*ARBEITSAUFTRAG*: Wer moderierte laut dem Bericht über den zweiten ZusammenReden-Stammtisch in Neunkirchen den Abend?

*TEXT ZUR ANALYSE*:
▼

Caritas und Stadtgemeinde Neunkirchen treten gegen Stammtischparolen auf und organisierten beim 2. ZusammenReden-Stammtisch ein Argumentationstraining
Rund 45 Besucherinnen und Besucher nahmen am 15. Mai am zweiten ZusammenReden-Stammtisch der „ZusammenReden“-Integrationsgespräche 2013, die von der Caritas Wien (Asyl & Integration NÖ) gemeinsam mit der Stadtgemeinde Neunkirchen organisiert werden, teil. Drei ExpertInnen zum Thema Argumentationstraining gegen Stammtischparolen waren eingeladen, um Neunkirchnerinnen und Neunkirchnern Strategien und Tipps für hitzige Stammtischdiskussionen mitzugeben: Karin Bischof, Kultur- und Sozialanthropologin und Trainerin bei ZARA – Zivilcourage und Anti-Rassismus-Arbeit, René Rusch, Politikwissenschafter und ebenfalls ZARA-Trainer und Inge Pinzker, Bewerbungstrainerin der Caritas Wien führten an drei Round Tables mit jeweils ca. 15 TeilnehmerInnen einen Workshop durch, um Bürgerinnen und Bürger zu ermächtigen, gegen Stammtischparolen und Pauschalverurteilungen aufzutreten. Die Ergebnisse der einzelnen Round Tables wurden abschließend im Plenum zusammengetragen. Moderiert wurde der Abend von Thomas Schmidinger, Politikwissenschaftler und Lektor an der Universität Wien sowie der FH Vorarlberg.
Beim ersten ZusammenReden-Stammtisch im April wurde offen über Herausforderungen des Zusammenlebens diskutiert. Das Publikum debattierte sehr reflektiert über Vorurteile und Stereotypen. „Beim zweiten ZusammenReden-Stammtisch wollten wir den Besucherinnen und Besuchern ein konkretes Handwerkszeug mit auf den Weg geben, wie man kontroversen Diskussionen am Stammtisch konstruktiv begegnen und zumindest Nachdenkprozesse beim Gegenüber anregen kann“, erklärt Birgit Haidenwolf von der Caritas das Ziel der Veranstaltung.

▲

(Gespeicherte Einträge)
▼

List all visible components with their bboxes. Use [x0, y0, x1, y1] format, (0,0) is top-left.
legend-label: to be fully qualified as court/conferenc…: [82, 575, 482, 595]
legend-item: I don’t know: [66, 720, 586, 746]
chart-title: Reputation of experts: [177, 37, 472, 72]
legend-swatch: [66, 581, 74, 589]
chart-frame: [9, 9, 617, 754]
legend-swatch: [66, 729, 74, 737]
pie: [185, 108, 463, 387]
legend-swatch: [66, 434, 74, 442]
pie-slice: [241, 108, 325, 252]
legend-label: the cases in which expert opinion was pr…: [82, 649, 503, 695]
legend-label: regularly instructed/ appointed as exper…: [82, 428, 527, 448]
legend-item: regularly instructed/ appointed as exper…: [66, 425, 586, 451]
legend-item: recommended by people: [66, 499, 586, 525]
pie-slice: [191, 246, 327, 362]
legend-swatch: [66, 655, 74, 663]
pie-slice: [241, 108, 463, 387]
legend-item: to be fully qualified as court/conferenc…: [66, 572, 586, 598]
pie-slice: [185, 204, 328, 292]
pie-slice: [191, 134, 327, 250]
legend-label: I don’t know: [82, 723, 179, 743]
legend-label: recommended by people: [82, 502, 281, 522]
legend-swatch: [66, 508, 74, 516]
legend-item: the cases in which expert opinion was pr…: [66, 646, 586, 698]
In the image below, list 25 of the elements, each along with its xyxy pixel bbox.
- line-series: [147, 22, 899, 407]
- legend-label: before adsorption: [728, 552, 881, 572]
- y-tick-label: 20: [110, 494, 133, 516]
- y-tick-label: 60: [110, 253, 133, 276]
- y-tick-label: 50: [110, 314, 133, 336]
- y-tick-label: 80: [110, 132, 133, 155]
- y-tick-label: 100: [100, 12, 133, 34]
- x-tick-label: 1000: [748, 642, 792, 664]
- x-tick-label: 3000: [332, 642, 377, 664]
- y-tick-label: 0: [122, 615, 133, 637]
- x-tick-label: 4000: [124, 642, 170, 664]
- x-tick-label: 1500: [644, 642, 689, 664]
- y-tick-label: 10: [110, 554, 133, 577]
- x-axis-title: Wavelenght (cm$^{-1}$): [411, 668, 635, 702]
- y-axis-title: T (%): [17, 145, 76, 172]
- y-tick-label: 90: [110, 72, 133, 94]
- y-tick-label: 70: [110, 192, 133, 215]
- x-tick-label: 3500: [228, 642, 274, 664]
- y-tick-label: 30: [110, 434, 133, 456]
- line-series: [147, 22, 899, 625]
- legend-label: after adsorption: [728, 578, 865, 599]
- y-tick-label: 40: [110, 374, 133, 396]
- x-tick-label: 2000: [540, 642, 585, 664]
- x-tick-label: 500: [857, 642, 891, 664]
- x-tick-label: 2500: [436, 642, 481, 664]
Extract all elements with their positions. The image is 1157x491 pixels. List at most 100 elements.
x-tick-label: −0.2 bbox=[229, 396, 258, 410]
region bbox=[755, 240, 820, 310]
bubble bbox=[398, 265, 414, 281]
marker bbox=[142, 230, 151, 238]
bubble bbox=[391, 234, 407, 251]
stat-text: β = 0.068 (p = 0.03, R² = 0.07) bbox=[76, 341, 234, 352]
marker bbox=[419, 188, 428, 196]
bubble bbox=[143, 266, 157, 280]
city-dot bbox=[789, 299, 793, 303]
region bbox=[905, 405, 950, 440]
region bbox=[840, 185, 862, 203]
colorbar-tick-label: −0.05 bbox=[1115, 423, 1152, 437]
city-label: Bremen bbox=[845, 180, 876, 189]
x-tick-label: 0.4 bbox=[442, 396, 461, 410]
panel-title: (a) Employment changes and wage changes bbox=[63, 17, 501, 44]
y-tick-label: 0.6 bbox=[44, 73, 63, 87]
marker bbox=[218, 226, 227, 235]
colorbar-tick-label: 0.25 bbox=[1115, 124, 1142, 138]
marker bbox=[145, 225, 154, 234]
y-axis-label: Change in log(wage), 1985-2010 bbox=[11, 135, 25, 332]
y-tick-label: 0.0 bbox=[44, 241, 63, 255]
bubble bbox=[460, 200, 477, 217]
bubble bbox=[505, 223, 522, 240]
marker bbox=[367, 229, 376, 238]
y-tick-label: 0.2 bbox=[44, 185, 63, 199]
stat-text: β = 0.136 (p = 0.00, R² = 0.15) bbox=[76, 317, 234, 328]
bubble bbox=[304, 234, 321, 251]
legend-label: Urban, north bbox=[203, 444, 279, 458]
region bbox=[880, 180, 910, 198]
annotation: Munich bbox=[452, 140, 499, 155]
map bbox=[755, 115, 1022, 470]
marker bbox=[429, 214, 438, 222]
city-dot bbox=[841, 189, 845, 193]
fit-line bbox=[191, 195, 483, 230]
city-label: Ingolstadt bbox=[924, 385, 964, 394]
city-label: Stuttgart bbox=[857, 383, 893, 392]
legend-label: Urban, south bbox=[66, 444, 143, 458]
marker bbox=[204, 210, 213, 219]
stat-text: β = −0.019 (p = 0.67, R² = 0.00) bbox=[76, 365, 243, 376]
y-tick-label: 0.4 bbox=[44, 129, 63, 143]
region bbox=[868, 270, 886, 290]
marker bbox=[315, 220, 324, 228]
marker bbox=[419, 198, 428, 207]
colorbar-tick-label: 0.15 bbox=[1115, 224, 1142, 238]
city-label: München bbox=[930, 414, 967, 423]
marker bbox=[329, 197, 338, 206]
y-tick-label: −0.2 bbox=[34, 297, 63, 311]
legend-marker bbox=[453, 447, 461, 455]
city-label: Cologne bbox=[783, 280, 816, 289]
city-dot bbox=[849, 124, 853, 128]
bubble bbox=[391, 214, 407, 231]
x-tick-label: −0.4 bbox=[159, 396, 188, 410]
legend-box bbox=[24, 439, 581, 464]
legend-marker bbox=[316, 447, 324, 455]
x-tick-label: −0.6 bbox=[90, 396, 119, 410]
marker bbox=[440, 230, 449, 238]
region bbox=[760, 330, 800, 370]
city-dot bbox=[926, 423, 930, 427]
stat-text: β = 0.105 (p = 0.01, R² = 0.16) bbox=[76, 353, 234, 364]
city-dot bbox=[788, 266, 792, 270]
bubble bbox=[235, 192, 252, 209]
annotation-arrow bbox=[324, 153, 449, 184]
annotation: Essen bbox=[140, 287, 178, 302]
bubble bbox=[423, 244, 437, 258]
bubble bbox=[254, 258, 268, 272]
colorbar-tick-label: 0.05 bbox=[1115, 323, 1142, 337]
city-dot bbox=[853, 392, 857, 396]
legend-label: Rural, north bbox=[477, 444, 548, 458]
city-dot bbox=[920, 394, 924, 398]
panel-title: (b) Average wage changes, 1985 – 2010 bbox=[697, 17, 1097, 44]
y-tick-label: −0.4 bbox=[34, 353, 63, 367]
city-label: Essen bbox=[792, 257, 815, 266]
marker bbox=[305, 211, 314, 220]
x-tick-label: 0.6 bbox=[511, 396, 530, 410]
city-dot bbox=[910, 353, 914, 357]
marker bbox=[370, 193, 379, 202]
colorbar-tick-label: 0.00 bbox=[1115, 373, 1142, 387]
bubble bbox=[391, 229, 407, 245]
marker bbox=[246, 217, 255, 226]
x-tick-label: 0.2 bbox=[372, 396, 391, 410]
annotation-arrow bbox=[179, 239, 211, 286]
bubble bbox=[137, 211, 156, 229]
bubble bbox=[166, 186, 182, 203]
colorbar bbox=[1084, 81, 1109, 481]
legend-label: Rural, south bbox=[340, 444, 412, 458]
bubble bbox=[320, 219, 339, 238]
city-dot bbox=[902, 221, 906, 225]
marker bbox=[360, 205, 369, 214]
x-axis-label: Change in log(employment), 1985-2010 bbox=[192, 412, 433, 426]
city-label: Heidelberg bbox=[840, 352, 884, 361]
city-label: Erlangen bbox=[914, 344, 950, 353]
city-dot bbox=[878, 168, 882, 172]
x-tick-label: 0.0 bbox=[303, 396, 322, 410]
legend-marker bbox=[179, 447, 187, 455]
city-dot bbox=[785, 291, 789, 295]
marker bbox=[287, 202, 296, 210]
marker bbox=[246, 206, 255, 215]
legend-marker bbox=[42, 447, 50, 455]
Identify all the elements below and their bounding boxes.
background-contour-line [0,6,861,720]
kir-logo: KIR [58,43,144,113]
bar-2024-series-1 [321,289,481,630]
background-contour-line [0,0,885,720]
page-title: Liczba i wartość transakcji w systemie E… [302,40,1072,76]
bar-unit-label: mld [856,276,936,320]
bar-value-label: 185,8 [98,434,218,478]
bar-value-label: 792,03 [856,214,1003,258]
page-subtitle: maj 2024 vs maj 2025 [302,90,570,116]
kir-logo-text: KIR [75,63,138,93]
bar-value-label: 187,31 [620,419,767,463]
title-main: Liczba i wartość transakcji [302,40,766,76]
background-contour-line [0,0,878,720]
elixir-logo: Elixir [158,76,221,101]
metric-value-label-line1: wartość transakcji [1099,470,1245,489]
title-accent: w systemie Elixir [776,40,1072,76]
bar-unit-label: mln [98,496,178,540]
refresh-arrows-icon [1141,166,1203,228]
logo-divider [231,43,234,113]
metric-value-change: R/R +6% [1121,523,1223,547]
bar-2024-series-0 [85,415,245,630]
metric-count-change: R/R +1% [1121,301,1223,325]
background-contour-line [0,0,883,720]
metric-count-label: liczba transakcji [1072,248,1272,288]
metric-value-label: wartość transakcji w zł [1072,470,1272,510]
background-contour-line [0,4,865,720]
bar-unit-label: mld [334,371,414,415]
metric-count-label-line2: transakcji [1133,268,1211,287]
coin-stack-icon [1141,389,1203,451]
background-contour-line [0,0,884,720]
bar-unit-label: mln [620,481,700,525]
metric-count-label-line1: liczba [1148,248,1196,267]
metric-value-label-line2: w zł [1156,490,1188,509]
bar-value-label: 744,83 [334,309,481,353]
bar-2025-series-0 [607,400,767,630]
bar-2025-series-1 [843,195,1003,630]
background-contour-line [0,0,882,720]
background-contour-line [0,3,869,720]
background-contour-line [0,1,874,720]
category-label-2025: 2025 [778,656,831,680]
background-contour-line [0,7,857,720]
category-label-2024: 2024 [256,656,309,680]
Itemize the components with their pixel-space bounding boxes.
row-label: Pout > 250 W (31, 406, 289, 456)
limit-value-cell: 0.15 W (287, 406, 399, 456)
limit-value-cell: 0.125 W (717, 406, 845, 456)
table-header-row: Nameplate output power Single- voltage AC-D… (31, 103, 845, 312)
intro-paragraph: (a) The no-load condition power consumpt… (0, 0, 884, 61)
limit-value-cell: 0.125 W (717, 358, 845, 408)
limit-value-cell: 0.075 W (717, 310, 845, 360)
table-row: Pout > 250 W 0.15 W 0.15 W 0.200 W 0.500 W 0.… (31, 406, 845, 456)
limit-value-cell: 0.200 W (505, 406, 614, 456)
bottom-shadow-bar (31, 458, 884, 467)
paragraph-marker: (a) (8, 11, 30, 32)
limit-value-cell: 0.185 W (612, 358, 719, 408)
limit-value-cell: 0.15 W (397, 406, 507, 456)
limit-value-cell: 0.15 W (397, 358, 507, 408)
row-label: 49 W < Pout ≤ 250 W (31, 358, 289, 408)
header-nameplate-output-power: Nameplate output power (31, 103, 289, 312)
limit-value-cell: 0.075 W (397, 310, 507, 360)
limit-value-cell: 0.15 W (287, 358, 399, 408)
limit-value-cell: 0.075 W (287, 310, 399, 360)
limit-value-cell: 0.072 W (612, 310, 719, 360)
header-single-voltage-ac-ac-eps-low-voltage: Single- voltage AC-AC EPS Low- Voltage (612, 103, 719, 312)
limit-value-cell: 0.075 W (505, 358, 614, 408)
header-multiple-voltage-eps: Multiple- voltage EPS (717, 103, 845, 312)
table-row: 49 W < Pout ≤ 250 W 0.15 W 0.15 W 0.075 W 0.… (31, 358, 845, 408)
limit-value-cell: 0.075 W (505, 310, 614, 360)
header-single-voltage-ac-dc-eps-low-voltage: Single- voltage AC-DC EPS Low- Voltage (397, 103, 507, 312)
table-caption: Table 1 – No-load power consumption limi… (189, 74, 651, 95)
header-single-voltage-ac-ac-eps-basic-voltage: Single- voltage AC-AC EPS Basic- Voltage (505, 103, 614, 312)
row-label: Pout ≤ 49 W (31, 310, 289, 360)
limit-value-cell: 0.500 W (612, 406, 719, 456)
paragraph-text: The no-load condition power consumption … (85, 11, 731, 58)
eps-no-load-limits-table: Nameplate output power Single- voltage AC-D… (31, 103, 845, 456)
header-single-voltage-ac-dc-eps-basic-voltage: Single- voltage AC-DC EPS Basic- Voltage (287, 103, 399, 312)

▲

*ERGEBNIS DER AUFGABE*: Thomas Schmidinger, Politikwissenschaftler und Lektor an der Universität Wien sowie der FH Vorarlberg.